(Records)
_ _ _ _ _ _ _

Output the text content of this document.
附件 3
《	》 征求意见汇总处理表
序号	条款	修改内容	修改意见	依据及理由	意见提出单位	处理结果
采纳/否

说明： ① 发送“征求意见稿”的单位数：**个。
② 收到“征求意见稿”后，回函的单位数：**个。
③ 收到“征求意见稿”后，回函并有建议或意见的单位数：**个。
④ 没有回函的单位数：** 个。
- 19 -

_ _ _ _ _ _ _

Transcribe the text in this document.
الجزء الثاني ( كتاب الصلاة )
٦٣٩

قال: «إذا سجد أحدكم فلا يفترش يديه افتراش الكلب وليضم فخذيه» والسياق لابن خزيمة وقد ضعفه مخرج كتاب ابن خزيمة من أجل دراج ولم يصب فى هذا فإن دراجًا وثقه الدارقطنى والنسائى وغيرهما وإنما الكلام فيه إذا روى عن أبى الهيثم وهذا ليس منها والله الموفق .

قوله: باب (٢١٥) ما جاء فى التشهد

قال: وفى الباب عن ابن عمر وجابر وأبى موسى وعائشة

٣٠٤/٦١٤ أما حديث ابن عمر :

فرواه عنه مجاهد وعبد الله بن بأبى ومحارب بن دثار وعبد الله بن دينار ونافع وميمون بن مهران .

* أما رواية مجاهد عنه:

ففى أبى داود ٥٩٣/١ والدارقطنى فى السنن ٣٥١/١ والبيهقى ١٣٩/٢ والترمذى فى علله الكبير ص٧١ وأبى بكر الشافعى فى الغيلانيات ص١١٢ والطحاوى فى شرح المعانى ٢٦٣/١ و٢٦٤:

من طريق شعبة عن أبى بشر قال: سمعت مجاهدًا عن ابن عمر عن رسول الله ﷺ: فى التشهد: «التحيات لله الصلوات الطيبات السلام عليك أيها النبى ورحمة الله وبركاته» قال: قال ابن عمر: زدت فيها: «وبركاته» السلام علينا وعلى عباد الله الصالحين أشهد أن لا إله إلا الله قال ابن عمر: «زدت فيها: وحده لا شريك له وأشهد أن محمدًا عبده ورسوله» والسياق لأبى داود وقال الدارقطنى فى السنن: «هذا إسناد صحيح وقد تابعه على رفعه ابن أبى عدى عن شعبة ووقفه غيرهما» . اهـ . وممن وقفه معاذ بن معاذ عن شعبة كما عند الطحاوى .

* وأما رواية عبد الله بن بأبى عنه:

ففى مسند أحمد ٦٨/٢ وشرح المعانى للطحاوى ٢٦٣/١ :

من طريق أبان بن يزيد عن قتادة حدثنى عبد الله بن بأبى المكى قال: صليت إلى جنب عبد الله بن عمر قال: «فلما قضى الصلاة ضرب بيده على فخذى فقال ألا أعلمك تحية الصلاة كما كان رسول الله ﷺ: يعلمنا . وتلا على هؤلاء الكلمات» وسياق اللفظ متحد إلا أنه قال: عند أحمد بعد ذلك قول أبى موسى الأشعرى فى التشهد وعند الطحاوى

_ _ _ _ _ _ _

SHORT TASK: Using the records above, find and show each line with the string "السنن".

RESPONSE BELOW:
ففى أبى داود ٥٩٣/١ والدارقطنى فى السنن ٣٥١/١ والبيهقى ١٣٩/٢ والترمذى فى علله الكبير ص٧١ وأبى بكر الشافعى فى الغيلانيات ص١١٢ والطحاوى فى شرح المعانى ٢٦٣/١ و٢٦٤:
من طريق شعبة عن أبى بشر قال: سمعت مجاهدًا عن ابن عمر عن رسول الله ﷺ: فى التشهد: «التحيات لله الصلوات الطيبات السلام عليك أيها النبى ورحمة الله وبركاته» قال: قال ابن عمر: زدت فيها: «وبركاته» السلام علينا وعلى عباد الله الصالحين أشهد أن لا إله إلا الله قال ابن عمر: «زدت فيها: وحده لا شريك له وأشهد أن محمدًا عبده ورسوله» والسياق لأبى داود وقال الدارقطنى فى السنن: «هذا إسناد صحيح وقد تابعه على رفعه ابن أبى عدى عن شعبة ووقفه غيرهما» . اهـ . وممن وقفه معاذ بن معاذ عن شعبة كما عند الطحاوى .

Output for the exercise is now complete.